## TRAVAIL À FAIRE
A) Répondez aux questions suivantes à partir du texte sur l'école Juralternance :
(i) Dans quelle ville l'école accueille-t-elle les jeunes ?
(ii) Quel âge a Flamenco ?
(iii) Dans quelle filière Flamenco suit-il sa première année ?
B) Relevez tous les noms de lieux (villes ou pays) qui figurent dans le texte sur l'école Juralternance.
C) Poursuivez le texte sur l'école Juralternance à partir de l'endroit où il s'arrête.

## TEXTE PRÉSENTÉ
※ ※ ※

Projet pilote associé d’ATD Quart Monde géré par l’association Eccofor, l’école de production Juralternance accueille chaque année, à Dole, une vingtaine de jeunes en situation de grande précarité ou d’exclusion pour les former à un métier. Ils racontent leurs difficultés et leurs espoirs.
“Moi, j’ai toujours eu un rêve, c’est devenir champion de boxe. Après l’école, je m’entraîne, c’est un peu dur des fois, mais j’y crois”, affirme Flamenco, 17 ans. Confortablement installé au soleil devant les locaux de l’école de production, il profite de la pause déjeuner pour jouer un peu de guitare. En première année dans la filière métallerie, il souhaite obtenir son CAP, “puis rester deux ou trois ans en France, avant d’aller rejoindre une entreprise en Suisse”.

※ ※ ※

Listes de régions et d'étiquettes
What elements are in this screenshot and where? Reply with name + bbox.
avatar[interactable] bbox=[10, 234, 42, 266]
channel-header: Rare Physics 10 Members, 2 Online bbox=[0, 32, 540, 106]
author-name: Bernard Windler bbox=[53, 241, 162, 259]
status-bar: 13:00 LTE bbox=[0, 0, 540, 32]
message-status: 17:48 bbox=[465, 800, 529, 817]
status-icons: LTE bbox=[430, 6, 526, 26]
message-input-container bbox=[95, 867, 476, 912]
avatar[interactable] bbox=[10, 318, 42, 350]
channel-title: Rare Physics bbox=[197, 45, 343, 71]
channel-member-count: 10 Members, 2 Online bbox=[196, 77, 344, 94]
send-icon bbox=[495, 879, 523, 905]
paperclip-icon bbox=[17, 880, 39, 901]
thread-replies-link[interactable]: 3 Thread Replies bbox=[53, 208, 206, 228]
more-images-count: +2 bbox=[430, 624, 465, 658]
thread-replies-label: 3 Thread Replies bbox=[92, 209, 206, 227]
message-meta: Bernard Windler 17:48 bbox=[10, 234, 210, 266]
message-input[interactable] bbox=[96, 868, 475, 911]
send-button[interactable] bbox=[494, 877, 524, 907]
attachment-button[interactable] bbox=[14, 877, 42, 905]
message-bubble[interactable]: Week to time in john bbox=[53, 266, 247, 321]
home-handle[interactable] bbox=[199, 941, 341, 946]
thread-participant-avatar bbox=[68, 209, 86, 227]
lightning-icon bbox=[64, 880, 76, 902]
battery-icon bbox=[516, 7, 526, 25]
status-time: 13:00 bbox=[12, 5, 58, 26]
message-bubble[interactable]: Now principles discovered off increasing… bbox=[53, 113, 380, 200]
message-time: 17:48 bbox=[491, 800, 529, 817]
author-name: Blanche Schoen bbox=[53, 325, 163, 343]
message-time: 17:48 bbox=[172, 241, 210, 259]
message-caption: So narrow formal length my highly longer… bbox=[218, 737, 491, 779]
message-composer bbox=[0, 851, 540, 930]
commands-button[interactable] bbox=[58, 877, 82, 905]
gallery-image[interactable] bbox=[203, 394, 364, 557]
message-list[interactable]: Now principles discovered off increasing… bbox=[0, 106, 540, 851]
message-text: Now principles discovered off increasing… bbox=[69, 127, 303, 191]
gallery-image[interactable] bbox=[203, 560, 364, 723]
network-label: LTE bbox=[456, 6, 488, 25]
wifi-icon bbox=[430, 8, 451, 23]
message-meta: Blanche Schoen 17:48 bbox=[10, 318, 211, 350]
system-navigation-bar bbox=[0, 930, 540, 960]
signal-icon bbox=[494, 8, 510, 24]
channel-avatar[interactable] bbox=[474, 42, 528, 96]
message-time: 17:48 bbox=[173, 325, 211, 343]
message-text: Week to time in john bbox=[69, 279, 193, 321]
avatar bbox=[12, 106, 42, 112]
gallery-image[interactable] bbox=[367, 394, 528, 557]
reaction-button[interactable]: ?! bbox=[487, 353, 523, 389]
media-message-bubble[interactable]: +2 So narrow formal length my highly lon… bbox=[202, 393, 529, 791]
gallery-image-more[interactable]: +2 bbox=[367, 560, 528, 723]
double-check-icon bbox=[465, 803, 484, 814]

※ ※ ※

## RÉPONSES PAR TÂCHE
A)
(i) À Dole.
(ii) 17 ans.
(iii) La filière métallerie.

B) Dole, France, Suisse

C)
Le jeune homme fait fièrement visiter les locaux de l’école et nomme chaque machine avec précision. “Ici, on avance à notre rythme, on n’est pas tout le temps sur une chaise en train d’écrire. On travaille pour des clients et il faut que ce soit bien fait. Moi, j’ai détesté l’école classique, je n’étais pas dans mon élément. Quand je n’y arrivais pas, je pouvais rester des heures à écouter sans comprendre, sans qu’on s’occupe de moi”, se souvient-il.
Kassandra, 17 ans, garde le même souvenir douloureux de l’école. “J’avais des difficultés et ils me laissaient tous tomber. Ici, ils te suivent jusqu’au bout, en réexpliquant encore et encore, en te montrant, en t’encourageant. On se sent bien”, détaille-t-elle. Elle est aujourd’hui la seule fille de l’école, inscrite dans la filière garage. “J’ai appris la mécanique chez moi. C’est ma passion”, précise-t-elle.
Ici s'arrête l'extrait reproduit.